- Directions
Below are some records; repeat them all exactly, minus the pictures.

- Extracted records
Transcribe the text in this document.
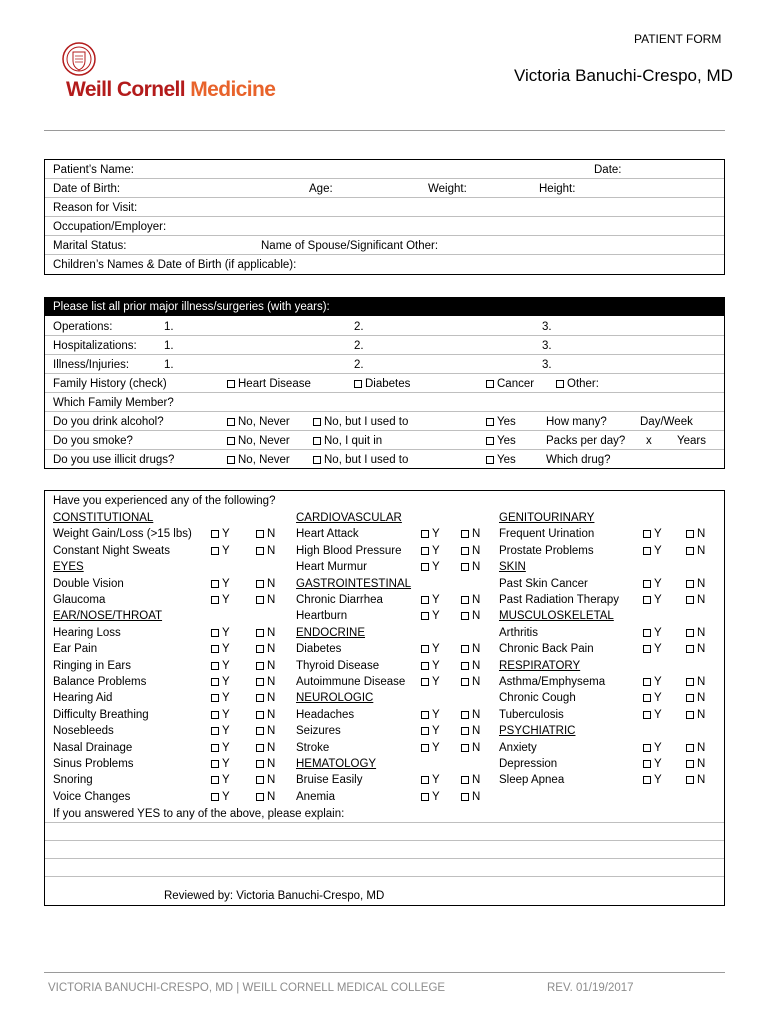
PATIENT FORM
Weill Cornell Medicine
Victoria Banuchi-Crespo, MD
Patient’s Name:	Date:
Date of Birth:	Age:	Weight:	Height:
Reason for Visit:
Occupation/Employer:
Marital Status:	Name of Spouse/Significant Other:
Children’s Names & Date of Birth (if applicable):
Please list all prior major illness/surgeries (with years):
Operations:	1.	2.	3.
Hospitalizations: 1.	2.	3.
Illness/Injuries:	1.	2.	3.
Family History (check)	Heart Disease	Diabetes	Cancer	Other:
Which Family Member?
Do you drink alcohol?	No, Never	No, but I used to	Yes	How many?	Day/Week
Do you smoke?	No, Never	No, I quit in	Yes	Packs per day? x Years
Do you use illicit drugs?	No, Never	No, but I used to	Yes	Which drug?
Have you experienced any of the following?
CONSTITUTIONAL
Weight Gain/Loss (>15 lbs)	Y	N
Constant Night Sweats	Y	N
EYES
Double Vision	Y	N
Glaucoma	Y	N
EAR/NOSE/THROAT
Hearing Loss	Y	N
Ear Pain	Y	N
Ringing in Ears	Y	N
Balance Problems	Y	N
Hearing Aid	Y	N
Difficulty Breathing	Y	N
Nosebleeds	Y	N
Nasal Drainage	Y	N
Sinus Problems	Y	N
Snoring	Y	N
Voice Changes	Y	N
CARDIOVASCULAR
Heart Attack	Y	N
High Blood Pressure	Y	N
Heart Murmur	Y	N
GASTROINTESTINAL
Chronic Diarrhea	Y	N
Heartburn	Y	N
ENDOCRINE
Diabetes	Y	N
Thyroid Disease	Y	N
Autoimmune Disease	Y	N
NEUROLOGIC
Headaches	Y	N
Seizures	Y	N
Stroke	Y	N
HEMATOLOGY
Bruise Easily	Y	N
Anemia	Y	N
GENITOURINARY
Frequent Urination	Y	N
Prostate Problems	Y	N
SKIN
Past Skin Cancer	Y	N
Past Radiation Therapy	Y	N
MUSCULOSKELETAL
Arthritis	Y	N
Chronic Back Pain	Y	N
RESPIRATORY
Asthma/Emphysema	Y	N
Chronic Cough	Y	N
Tuberculosis	Y	N
PSYCHIATRIC
Anxiety	Y	N
Depression	Y	N
Sleep Apnea	Y	N
If you answered YES to any of the above, please explain:
Reviewed by: Victoria Banuchi-Crespo, MD
VICTORIA BANUCHI-CRESPO, MD | WEILL CORNELL MEDICAL COLLEGE	REV. 01/19/2017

- Task result
Transcribe the text in this document.
PATIENT FORM
Weill Cornell Medicine
Victoria Banuchi-Crespo, MD
Patient’s Name:	Date:
Date of Birth:	Age:	Weight:	Height:
Reason for Visit:
Occupation/Employer:
Marital Status:	Name of Spouse/Significant Other:
Children’s Names & Date of Birth (if applicable):
Please list all prior major illness/surgeries (with years):
Operations:	1.	2.	3.
Hospitalizations: 1.	2.	3.
Illness/Injuries:	1.	2.	3.
Family History (check)	Heart Disease	Diabetes	Cancer	Other:
Which Family Member?
Do you drink alcohol?	No, Never	No, but I used to	Yes	How many?	Day/Week
Do you smoke?	No, Never	No, I quit in	Yes	Packs per day? x Years
Do you use illicit drugs?	No, Never	No, but I used to	Yes	Which drug?
Have you experienced any of the following?
CONSTITUTIONAL
Weight Gain/Loss (>15 lbs)	Y	N
Constant Night Sweats	Y	N
EYES
Double Vision	Y	N
Glaucoma	Y	N
EAR/NOSE/THROAT
Hearing Loss	Y	N
Ear Pain	Y	N
Ringing in Ears	Y	N
Balance Problems	Y	N
Hearing Aid	Y	N
Difficulty Breathing	Y	N
Nosebleeds	Y	N
Nasal Drainage	Y	N
Sinus Problems	Y	N
Snoring	Y	N
Voice Changes	Y	N
CARDIOVASCULAR
Heart Attack	Y	N
High Blood Pressure	Y	N
Heart Murmur	Y	N
GASTROINTESTINAL
Chronic Diarrhea	Y	N
Heartburn	Y	N
ENDOCRINE
Diabetes	Y	N
Thyroid Disease	Y	N
Autoimmune Disease	Y	N
NEUROLOGIC
Headaches	Y	N
Seizures	Y	N
Stroke	Y	N
HEMATOLOGY
Bruise Easily	Y	N
Anemia	Y	N
GENITOURINARY
Frequent Urination	Y	N
Prostate Problems	Y	N
SKIN
Past Skin Cancer	Y	N
Past Radiation Therapy	Y	N
MUSCULOSKELETAL
Arthritis	Y	N
Chronic Back Pain	Y	N
RESPIRATORY
Asthma/Emphysema	Y	N
Chronic Cough	Y	N
Tuberculosis	Y	N
PSYCHIATRIC
Anxiety	Y	N
Depression	Y	N
Sleep Apnea	Y	N
If you answered YES to any of the above, please explain:
Reviewed by: Victoria Banuchi-Crespo, MD
VICTORIA BANUCHI-CRESPO, MD | WEILL CORNELL MEDICAL COLLEGE	REV. 01/19/2017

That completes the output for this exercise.